◆ Requirement ◆
Write out the entire listing below exactly as it appears, minus any pictures.
-- START Record list --
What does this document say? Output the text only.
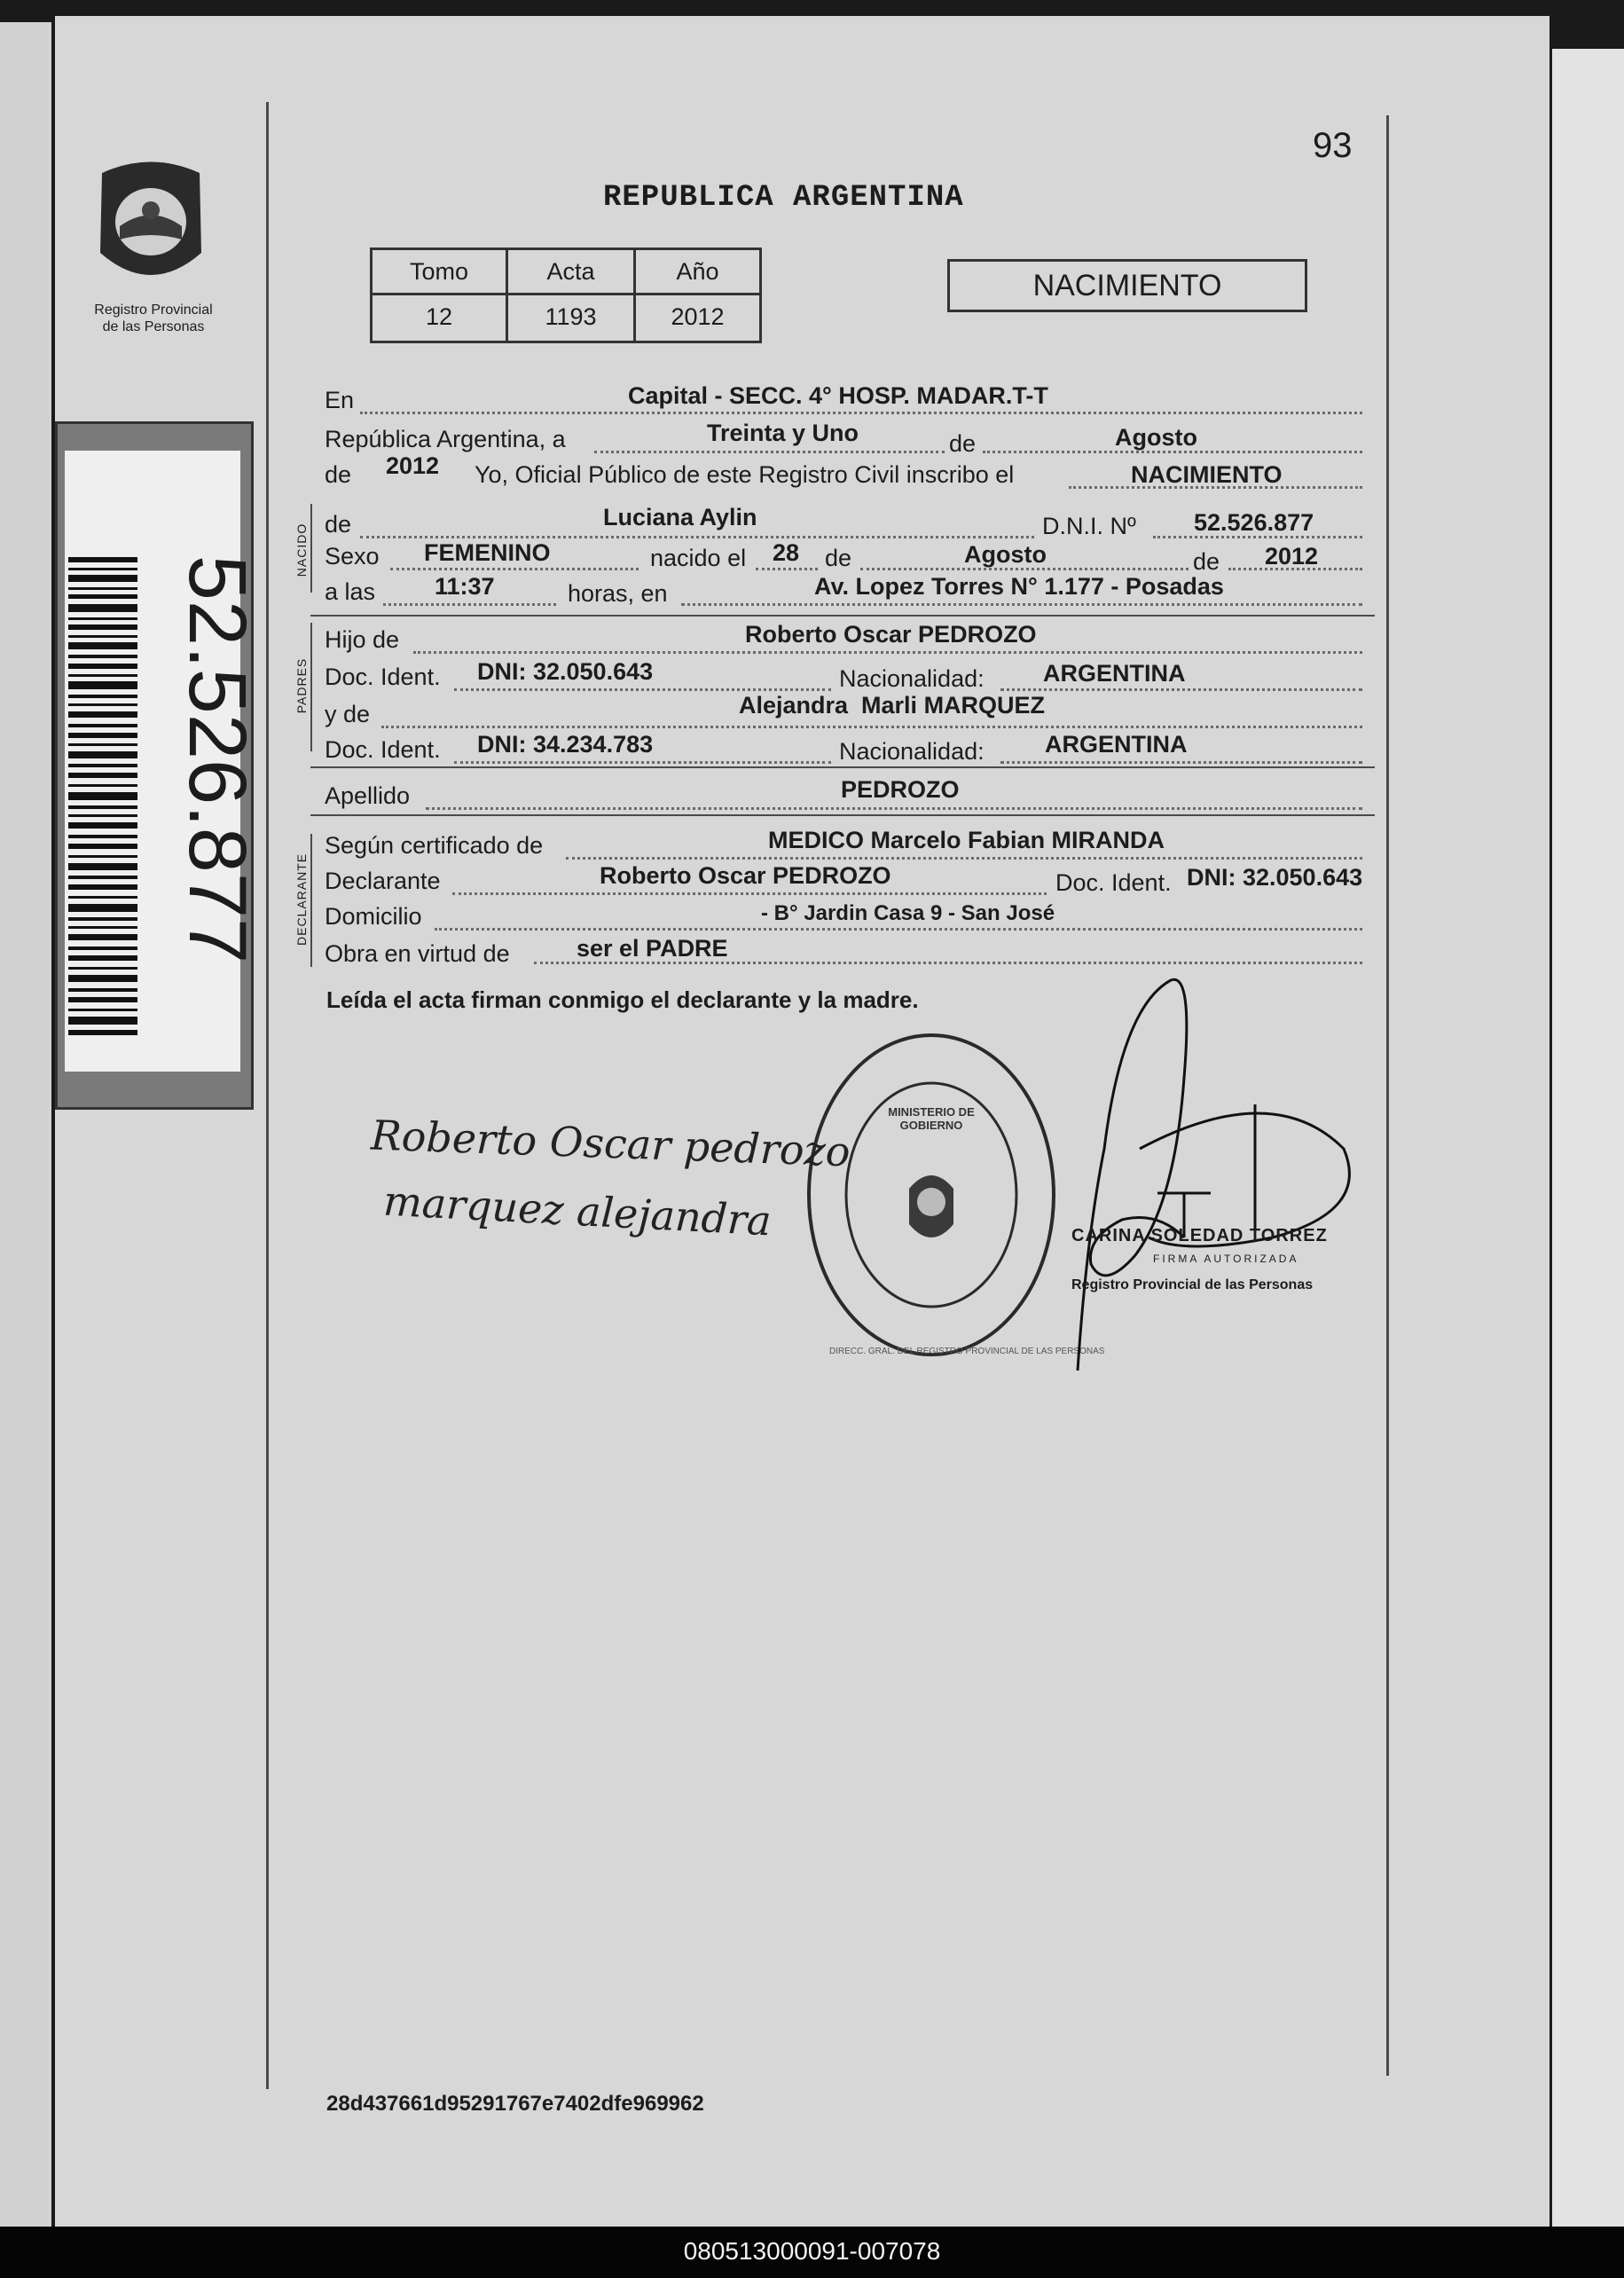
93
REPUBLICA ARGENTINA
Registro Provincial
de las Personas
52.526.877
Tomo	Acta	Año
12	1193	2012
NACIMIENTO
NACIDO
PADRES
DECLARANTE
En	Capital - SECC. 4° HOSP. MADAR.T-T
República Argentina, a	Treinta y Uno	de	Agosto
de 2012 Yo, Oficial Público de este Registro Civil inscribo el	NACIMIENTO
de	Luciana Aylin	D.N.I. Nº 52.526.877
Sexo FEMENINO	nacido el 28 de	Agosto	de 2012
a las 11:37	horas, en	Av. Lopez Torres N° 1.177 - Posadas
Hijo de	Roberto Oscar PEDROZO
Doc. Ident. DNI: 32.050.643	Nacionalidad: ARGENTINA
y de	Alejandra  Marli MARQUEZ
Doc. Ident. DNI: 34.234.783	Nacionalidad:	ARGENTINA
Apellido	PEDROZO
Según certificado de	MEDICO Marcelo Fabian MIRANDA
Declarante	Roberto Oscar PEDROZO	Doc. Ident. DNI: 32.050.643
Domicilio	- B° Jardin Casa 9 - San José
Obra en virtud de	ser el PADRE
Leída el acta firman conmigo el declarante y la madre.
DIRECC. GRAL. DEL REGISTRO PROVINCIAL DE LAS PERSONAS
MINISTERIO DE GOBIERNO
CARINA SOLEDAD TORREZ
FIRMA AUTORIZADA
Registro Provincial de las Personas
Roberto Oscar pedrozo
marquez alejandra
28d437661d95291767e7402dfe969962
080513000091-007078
-- END Record list --
◆ Correct result ◆
What does this document say? Output the text only.
93
REPUBLICA ARGENTINA
Registro Provincial
de las Personas
52.526.877
Tomo	Acta	Año
12	1193	2012
NACIMIENTO
NACIDO
PADRES
DECLARANTE
En	Capital - SECC. 4° HOSP. MADAR.T-T
República Argentina, a	Treinta y Uno	de	Agosto
de 2012 Yo, Oficial Público de este Registro Civil inscribo el	NACIMIENTO
de	Luciana Aylin	D.N.I. Nº 52.526.877
Sexo FEMENINO	nacido el 28 de	Agosto	de 2012
a las 11:37	horas, en	Av. Lopez Torres N° 1.177 - Posadas
Hijo de	Roberto Oscar PEDROZO
Doc. Ident. DNI: 32.050.643	Nacionalidad: ARGENTINA
y de	Alejandra  Marli MARQUEZ
Doc. Ident. DNI: 34.234.783	Nacionalidad:	ARGENTINA
Apellido	PEDROZO
Según certificado de	MEDICO Marcelo Fabian MIRANDA
Declarante	Roberto Oscar PEDROZO	Doc. Ident. DNI: 32.050.643
Domicilio	- B° Jardin Casa 9 - San José
Obra en virtud de	ser el PADRE
Leída el acta firman conmigo el declarante y la madre.
DIRECC. GRAL. DEL REGISTRO PROVINCIAL DE LAS PERSONAS
MINISTERIO DE GOBIERNO
CARINA SOLEDAD TORREZ
FIRMA AUTORIZADA
Registro Provincial de las Personas
Roberto Oscar pedrozo
marquez alejandra
28d437661d95291767e7402dfe969962
080513000091-007078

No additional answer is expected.